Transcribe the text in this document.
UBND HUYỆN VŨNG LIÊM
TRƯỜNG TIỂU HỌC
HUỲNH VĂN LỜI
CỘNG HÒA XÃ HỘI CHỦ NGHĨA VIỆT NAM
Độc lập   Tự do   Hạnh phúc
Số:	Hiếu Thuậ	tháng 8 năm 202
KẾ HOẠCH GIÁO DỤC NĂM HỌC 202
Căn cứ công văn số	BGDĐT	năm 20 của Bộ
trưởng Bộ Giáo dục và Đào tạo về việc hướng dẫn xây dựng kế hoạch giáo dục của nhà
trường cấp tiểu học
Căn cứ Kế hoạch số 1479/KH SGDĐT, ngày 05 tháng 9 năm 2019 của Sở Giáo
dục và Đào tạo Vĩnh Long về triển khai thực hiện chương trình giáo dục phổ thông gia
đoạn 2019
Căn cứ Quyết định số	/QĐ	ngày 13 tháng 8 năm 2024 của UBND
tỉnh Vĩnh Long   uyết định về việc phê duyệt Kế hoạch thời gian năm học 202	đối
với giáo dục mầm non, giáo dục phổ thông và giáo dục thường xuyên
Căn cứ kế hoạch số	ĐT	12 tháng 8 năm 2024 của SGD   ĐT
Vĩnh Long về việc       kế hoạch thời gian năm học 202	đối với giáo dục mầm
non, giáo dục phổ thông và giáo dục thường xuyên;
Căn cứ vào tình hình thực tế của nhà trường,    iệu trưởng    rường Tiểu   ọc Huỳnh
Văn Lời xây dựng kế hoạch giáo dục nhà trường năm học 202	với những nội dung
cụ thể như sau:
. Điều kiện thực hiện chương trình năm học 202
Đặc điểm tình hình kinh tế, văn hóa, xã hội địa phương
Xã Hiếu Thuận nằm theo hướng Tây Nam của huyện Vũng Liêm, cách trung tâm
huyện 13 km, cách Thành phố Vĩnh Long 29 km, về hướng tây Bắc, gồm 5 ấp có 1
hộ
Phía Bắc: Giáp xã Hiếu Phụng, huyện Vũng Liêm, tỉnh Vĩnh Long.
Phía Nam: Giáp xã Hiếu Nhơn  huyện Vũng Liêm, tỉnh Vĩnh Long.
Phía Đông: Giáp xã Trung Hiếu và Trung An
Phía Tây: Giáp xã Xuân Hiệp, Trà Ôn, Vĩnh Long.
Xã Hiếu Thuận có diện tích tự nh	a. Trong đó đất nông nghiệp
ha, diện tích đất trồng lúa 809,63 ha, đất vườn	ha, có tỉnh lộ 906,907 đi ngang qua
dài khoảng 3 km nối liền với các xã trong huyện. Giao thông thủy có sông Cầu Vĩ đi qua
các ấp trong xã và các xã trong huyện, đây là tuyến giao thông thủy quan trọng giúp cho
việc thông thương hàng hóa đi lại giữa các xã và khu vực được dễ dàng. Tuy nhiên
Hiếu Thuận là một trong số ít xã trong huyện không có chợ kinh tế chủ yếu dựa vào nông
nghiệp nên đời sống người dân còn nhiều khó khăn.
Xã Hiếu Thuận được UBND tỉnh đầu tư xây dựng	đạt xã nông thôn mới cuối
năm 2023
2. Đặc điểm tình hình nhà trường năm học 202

§ **Job**:
Locate the word "thực" in the data above. Copy every line carrying it.

§ **Finished answer**:
dục và Đào tạo Vĩnh Long về triển khai thực hiện chương trình giáo dục phổ thông gia
Căn cứ vào tình hình thực tế của nhà trường,    iệu trưởng    rường Tiểu   ọc Huỳnh
. Điều kiện thực hiện chương trình năm học 202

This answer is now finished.